**Exercise task**
Echo every line of the listing below word for word, but leave out the pictures.

+++

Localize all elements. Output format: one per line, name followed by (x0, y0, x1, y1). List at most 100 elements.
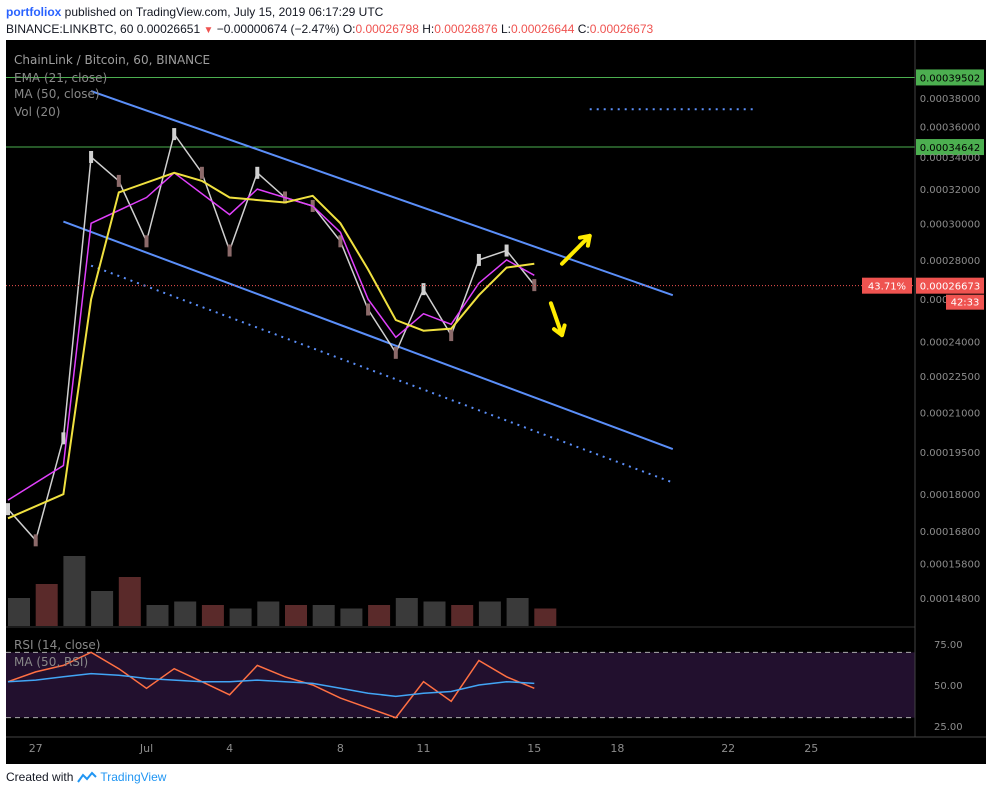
chart-background (6, 40, 986, 764)
volume-bar (368, 605, 391, 626)
price-candle[interactable] (504, 244, 509, 257)
close-value: 0.00026673 (589, 22, 654, 36)
legend-ma: MA (50, close) (14, 87, 100, 101)
price-candle[interactable] (6, 503, 10, 516)
price-series-line[interactable] (7, 132, 535, 542)
volume-bar (506, 598, 529, 626)
price-tick-label: 0.00018000 (920, 490, 980, 501)
ma-line[interactable] (7, 171, 535, 520)
time-tick-label: 22 (721, 742, 735, 755)
level-price-tag (916, 69, 984, 86)
rsi-ma-line[interactable] (7, 672, 535, 698)
price-tick-label: 0.00015800 (920, 559, 980, 570)
volume-bar (340, 608, 363, 626)
volume-bar (534, 608, 557, 626)
price-tick-label: 0.00028000 (920, 256, 980, 267)
time-tick-label: 15 (527, 742, 541, 755)
volume-bar (118, 577, 141, 626)
last-price-tag (916, 277, 984, 294)
legend: ChainLink / Bitcoin, 60, BINANCE EMA (21… (14, 53, 210, 669)
rsi-band (6, 652, 915, 718)
time-axis[interactable]: 27 Jul 4 8 11 15 18 22 25 (6, 736, 986, 755)
percent-label: 43.71% (868, 282, 906, 293)
price-tick-label: 0.00034000 (920, 153, 980, 164)
author-name[interactable]: portfoliox (6, 5, 62, 19)
rsi-tick-label: 75.00 (934, 640, 963, 651)
price-candle[interactable] (172, 128, 177, 141)
countdown-tag (946, 294, 984, 310)
low-label: L: (501, 22, 512, 36)
time-tick-label: 18 (610, 742, 624, 755)
channel-upper-line[interactable] (90, 90, 674, 297)
volume-bar (174, 601, 197, 626)
price-candle[interactable] (144, 235, 149, 248)
price-candle[interactable] (199, 166, 204, 179)
price-candle[interactable] (532, 279, 537, 292)
arrow-up-icon[interactable] (560, 233, 592, 266)
tradingview-cloud-icon (77, 771, 98, 783)
price-tick-label: 0.00016800 (920, 527, 980, 538)
time-tick-label: 11 (417, 742, 431, 755)
volume-bar (63, 556, 86, 626)
price-tick-label: 0.00032000 (920, 185, 980, 196)
time-tick-label: 4 (226, 742, 233, 755)
volume-bar (395, 598, 418, 626)
publish-info: portfoliox published on TradingView.com,… (6, 5, 383, 19)
tradingview-brand: TradingView (100, 770, 167, 784)
percent-tag (862, 277, 912, 294)
price-candle[interactable] (227, 244, 232, 257)
ema-line[interactable] (7, 171, 535, 501)
price-candle[interactable] (338, 235, 343, 248)
price-tick-label: 0.00014800 (920, 594, 980, 605)
price-candle[interactable] (255, 166, 260, 179)
price-candle[interactable] (116, 174, 121, 187)
volume-bar (451, 605, 474, 626)
price-candle[interactable] (476, 253, 481, 266)
legend-ema: EMA (21, close) (14, 71, 107, 85)
price-tick-label: 0.00030000 (920, 219, 980, 230)
time-tick-label: 27 (29, 742, 43, 755)
price-candle[interactable] (61, 432, 66, 445)
volume-bar (201, 605, 224, 626)
rsi-pane[interactable] (6, 651, 915, 719)
last-price-label: 0.00026673 (920, 282, 980, 293)
high-label: H: (422, 22, 435, 36)
volume-bar (478, 601, 501, 626)
volume-bar (35, 584, 58, 626)
arrow-down-icon[interactable] (548, 301, 567, 338)
price-candle[interactable] (33, 534, 38, 547)
volume-bar (423, 601, 446, 626)
price-candle[interactable] (393, 346, 398, 359)
volume-pane (8, 556, 557, 626)
volume-bar (229, 608, 252, 626)
countdown-label: 42:33 (951, 298, 980, 309)
channel-lower-line[interactable] (63, 220, 674, 450)
price-pane[interactable] (6, 76, 915, 628)
level-price-tag (916, 139, 984, 156)
legend-rsi: RSI (14, close) (14, 638, 100, 652)
last-price: 0.00026651 (136, 22, 201, 36)
price-change: −0.00000674 (−2.47%) (216, 22, 340, 36)
low-value: 0.00026644 (511, 22, 575, 36)
rsi-tick-label: 50.00 (934, 681, 963, 692)
arrow-shaft (560, 233, 592, 266)
open-value: 0.00026798 (355, 22, 419, 36)
price-candle[interactable] (449, 329, 454, 342)
time-tick-label: 8 (337, 742, 344, 755)
tradingview-logo[interactable]: TradingView (76, 770, 166, 784)
legend-title: ChainLink / Bitcoin, 60, BINANCE (14, 53, 210, 67)
price-tick-label: 0.00019500 (920, 448, 980, 459)
ohlc-summary: BINANCE:LINKBTC, 60 0.00026651 ▼ −0.0000… (6, 22, 653, 36)
price-chart[interactable]: 0.00039502 0.00034642 0.00038000 0.00036000… (6, 40, 986, 764)
open-label: O: (342, 22, 356, 36)
time-tick-label: Jul (139, 742, 153, 755)
rsi-line[interactable] (7, 651, 535, 719)
price-candle[interactable] (89, 150, 94, 163)
price-candle[interactable] (366, 303, 371, 316)
price-axis[interactable]: 0.00039502 0.00034642 0.00038000 0.00036000… (862, 40, 984, 737)
close-label: C: (577, 22, 590, 36)
price-candle[interactable] (421, 283, 426, 296)
price-tick-label: 0.00022500 (920, 372, 980, 383)
published-text: published on TradingView.com, July 15, 2… (64, 5, 384, 19)
volume-bar (8, 598, 30, 626)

+++

**Solution to this problem**
Localize all elements. Output format: one per line, name followed by (x0, y0, x1, y1). List at most 100 elements.
chart-background (6, 40, 986, 764)
volume-bar (368, 605, 391, 626)
price-candle[interactable] (504, 244, 509, 257)
close-value: 0.00026673 (589, 22, 654, 36)
legend-ma: MA (50, close) (14, 87, 100, 101)
price-candle[interactable] (6, 503, 10, 516)
price-series-line[interactable] (7, 132, 535, 542)
volume-bar (506, 598, 529, 626)
price-tick-label: 0.00018000 (920, 490, 980, 501)
ma-line[interactable] (7, 171, 535, 520)
time-tick-label: 22 (721, 742, 735, 755)
level-price-tag (916, 69, 984, 86)
rsi-ma-line[interactable] (7, 672, 535, 698)
price-tick-label: 0.00015800 (920, 559, 980, 570)
volume-bar (340, 608, 363, 626)
volume-bar (534, 608, 557, 626)
price-tick-label: 0.00028000 (920, 256, 980, 267)
time-tick-label: 15 (527, 742, 541, 755)
volume-bar (118, 577, 141, 626)
last-price-tag (916, 277, 984, 294)
legend: ChainLink / Bitcoin, 60, BINANCE EMA (21… (14, 53, 210, 669)
rsi-band (6, 652, 915, 718)
time-axis[interactable]: 27 Jul 4 8 11 15 18 22 25 (6, 736, 986, 755)
percent-label: 43.71% (868, 282, 906, 293)
price-tick-label: 0.00034000 (920, 153, 980, 164)
author-name[interactable]: portfoliox (6, 5, 62, 19)
rsi-tick-label: 75.00 (934, 640, 963, 651)
price-candle[interactable] (172, 128, 177, 141)
countdown-tag (946, 294, 984, 310)
low-label: L: (501, 22, 512, 36)
time-tick-label: 18 (610, 742, 624, 755)
channel-upper-line[interactable] (90, 90, 674, 297)
volume-bar (174, 601, 197, 626)
price-candle[interactable] (144, 235, 149, 248)
price-candle[interactable] (199, 166, 204, 179)
price-candle[interactable] (532, 279, 537, 292)
arrow-up-icon[interactable] (560, 233, 592, 266)
tradingview-cloud-icon (77, 771, 98, 783)
price-tick-label: 0.00016800 (920, 527, 980, 538)
time-tick-label: 11 (417, 742, 431, 755)
volume-bar (63, 556, 86, 626)
price-tick-label: 0.00032000 (920, 185, 980, 196)
time-tick-label: 4 (226, 742, 233, 755)
volume-bar (395, 598, 418, 626)
publish-info: portfoliox published on TradingView.com,… (6, 5, 383, 19)
tradingview-brand: TradingView (100, 770, 167, 784)
percent-tag (862, 277, 912, 294)
price-candle[interactable] (227, 244, 232, 257)
ema-line[interactable] (7, 171, 535, 501)
price-candle[interactable] (338, 235, 343, 248)
price-tick-label: 0.00014800 (920, 594, 980, 605)
price-candle[interactable] (255, 166, 260, 179)
price-candle[interactable] (116, 174, 121, 187)
volume-bar (451, 605, 474, 626)
price-candle[interactable] (476, 253, 481, 266)
legend-ema: EMA (21, close) (14, 71, 107, 85)
price-tick-label: 0.00030000 (920, 219, 980, 230)
time-tick-label: 27 (29, 742, 43, 755)
price-candle[interactable] (61, 432, 66, 445)
volume-bar (201, 605, 224, 626)
rsi-pane[interactable] (6, 651, 915, 719)
last-price-label: 0.00026673 (920, 282, 980, 293)
high-label: H: (422, 22, 435, 36)
volume-bar (478, 601, 501, 626)
volume-bar (35, 584, 58, 626)
arrow-down-icon[interactable] (548, 301, 567, 338)
price-candle[interactable] (33, 534, 38, 547)
volume-bar (423, 601, 446, 626)
price-candle[interactable] (393, 346, 398, 359)
volume-pane (8, 556, 557, 626)
volume-bar (229, 608, 252, 626)
countdown-label: 42:33 (951, 298, 980, 309)
channel-lower-line[interactable] (63, 220, 674, 450)
price-pane[interactable] (6, 76, 915, 628)
level-price-tag (916, 139, 984, 156)
legend-rsi: RSI (14, close) (14, 638, 100, 652)
last-price: 0.00026651 (136, 22, 201, 36)
price-change: −0.00000674 (−2.47%) (216, 22, 340, 36)
low-value: 0.00026644 (511, 22, 575, 36)
rsi-tick-label: 50.00 (934, 681, 963, 692)
arrow-shaft (560, 233, 592, 266)
open-value: 0.00026798 (355, 22, 419, 36)
price-candle[interactable] (449, 329, 454, 342)
time-tick-label: 8 (337, 742, 344, 755)
tradingview-logo[interactable]: TradingView (76, 770, 166, 784)
legend-title: ChainLink / Bitcoin, 60, BINANCE (14, 53, 210, 67)
price-tick-label: 0.00019500 (920, 448, 980, 459)
ohlc-summary: BINANCE:LINKBTC, 60 0.00026651 ▼ −0.0000… (6, 22, 653, 36)
price-chart[interactable]: 0.00039502 0.00034642 0.00038000 0.00036000… (6, 40, 986, 764)
open-label: O: (342, 22, 356, 36)
time-tick-label: Jul (139, 742, 153, 755)
rsi-line[interactable] (7, 651, 535, 719)
price-candle[interactable] (89, 150, 94, 163)
price-candle[interactable] (366, 303, 371, 316)
price-axis[interactable]: 0.00039502 0.00034642 0.00038000 0.00036000… (862, 40, 984, 737)
close-label: C: (577, 22, 590, 36)
price-candle[interactable] (421, 283, 426, 296)
price-tick-label: 0.00022500 (920, 372, 980, 383)
published-text: published on TradingView.com, July 15, 2… (64, 5, 384, 19)
volume-bar (8, 598, 30, 626)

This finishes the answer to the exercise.